Exercise:
Count the lines in the records that contain the string "cesta", matching case exactly, and give only that number.

Dataset records:
--- BEGIN ---
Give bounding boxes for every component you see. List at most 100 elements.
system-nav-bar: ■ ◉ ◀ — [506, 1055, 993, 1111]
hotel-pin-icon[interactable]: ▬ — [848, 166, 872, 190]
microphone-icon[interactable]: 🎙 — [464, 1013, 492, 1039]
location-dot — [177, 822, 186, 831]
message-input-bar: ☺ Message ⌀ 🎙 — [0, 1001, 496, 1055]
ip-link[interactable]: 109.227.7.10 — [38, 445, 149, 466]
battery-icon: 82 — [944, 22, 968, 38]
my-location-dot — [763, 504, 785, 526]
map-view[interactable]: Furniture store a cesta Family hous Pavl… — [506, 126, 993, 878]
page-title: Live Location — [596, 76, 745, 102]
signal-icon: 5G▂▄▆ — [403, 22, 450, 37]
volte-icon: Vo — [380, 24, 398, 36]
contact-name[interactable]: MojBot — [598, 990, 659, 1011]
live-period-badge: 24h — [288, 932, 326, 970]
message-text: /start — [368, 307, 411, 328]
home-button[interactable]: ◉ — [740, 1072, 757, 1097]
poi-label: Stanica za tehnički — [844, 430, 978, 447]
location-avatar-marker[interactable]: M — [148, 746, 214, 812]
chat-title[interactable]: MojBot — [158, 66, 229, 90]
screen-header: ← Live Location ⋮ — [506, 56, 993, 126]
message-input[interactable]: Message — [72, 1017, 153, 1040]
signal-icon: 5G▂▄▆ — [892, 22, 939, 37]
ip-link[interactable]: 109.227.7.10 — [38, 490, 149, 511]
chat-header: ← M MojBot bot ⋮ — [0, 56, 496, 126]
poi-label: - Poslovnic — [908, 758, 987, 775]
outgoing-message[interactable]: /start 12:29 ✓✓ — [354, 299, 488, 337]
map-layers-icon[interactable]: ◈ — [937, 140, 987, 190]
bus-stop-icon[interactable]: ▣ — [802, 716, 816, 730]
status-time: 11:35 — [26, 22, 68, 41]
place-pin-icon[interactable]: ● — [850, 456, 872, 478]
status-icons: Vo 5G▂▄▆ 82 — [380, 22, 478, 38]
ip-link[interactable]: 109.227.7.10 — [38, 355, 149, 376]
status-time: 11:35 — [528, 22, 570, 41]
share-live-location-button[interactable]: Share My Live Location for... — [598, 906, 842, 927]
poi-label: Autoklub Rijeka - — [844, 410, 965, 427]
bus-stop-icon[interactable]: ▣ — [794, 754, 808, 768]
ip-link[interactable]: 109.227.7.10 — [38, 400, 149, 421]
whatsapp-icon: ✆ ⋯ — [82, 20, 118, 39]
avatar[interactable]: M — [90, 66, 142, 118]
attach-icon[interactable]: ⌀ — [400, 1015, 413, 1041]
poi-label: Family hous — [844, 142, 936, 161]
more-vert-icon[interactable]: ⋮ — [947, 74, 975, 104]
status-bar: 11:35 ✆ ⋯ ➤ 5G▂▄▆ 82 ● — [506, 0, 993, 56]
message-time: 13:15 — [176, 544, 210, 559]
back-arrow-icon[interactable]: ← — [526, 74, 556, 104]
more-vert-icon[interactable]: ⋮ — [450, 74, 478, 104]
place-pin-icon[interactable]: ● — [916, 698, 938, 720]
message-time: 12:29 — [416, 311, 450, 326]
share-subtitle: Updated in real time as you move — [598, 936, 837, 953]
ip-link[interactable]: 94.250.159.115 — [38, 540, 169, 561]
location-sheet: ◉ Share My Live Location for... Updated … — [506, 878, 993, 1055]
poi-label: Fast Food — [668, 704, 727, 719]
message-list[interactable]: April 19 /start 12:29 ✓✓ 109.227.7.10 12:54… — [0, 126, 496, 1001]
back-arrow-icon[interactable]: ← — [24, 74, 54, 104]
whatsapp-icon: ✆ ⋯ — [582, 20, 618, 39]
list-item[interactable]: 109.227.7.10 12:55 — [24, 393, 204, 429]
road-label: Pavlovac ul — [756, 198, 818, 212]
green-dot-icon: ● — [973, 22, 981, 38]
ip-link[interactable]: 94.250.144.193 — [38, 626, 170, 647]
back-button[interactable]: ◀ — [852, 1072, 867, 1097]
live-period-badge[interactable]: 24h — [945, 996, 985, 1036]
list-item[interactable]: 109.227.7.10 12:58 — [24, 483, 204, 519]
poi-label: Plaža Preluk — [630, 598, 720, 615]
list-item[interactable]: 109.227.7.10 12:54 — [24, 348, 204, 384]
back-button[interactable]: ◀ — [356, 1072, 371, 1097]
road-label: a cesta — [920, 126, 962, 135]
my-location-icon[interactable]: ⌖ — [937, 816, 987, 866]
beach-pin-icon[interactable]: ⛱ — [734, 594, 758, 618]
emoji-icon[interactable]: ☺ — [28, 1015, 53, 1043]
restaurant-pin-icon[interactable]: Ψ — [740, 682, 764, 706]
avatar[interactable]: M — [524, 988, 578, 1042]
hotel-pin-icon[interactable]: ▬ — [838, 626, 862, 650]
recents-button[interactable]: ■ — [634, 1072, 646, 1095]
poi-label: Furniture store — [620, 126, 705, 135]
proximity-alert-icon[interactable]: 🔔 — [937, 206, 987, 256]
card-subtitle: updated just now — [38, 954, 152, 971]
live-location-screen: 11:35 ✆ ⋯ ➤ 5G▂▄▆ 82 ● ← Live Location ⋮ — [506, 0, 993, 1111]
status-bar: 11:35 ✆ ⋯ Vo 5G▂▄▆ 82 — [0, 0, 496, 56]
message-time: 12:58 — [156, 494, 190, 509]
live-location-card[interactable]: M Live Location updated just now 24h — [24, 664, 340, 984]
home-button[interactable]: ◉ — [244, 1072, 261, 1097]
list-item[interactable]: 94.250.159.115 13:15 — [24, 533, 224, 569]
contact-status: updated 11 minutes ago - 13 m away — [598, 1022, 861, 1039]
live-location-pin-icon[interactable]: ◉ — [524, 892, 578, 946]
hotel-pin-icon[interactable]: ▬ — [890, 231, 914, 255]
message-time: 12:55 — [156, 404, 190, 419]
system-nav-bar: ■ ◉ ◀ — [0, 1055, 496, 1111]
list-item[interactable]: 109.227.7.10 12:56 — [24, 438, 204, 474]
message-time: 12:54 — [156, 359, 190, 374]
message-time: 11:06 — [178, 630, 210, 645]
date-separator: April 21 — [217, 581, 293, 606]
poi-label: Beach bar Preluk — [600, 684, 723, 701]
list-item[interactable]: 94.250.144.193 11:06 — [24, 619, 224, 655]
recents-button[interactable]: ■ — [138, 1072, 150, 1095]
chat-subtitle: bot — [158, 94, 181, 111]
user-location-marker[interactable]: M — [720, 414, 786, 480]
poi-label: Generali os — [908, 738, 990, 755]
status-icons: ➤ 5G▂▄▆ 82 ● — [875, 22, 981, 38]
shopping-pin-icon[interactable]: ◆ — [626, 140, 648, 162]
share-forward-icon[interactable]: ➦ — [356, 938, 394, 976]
--- END ---
Final answer:
2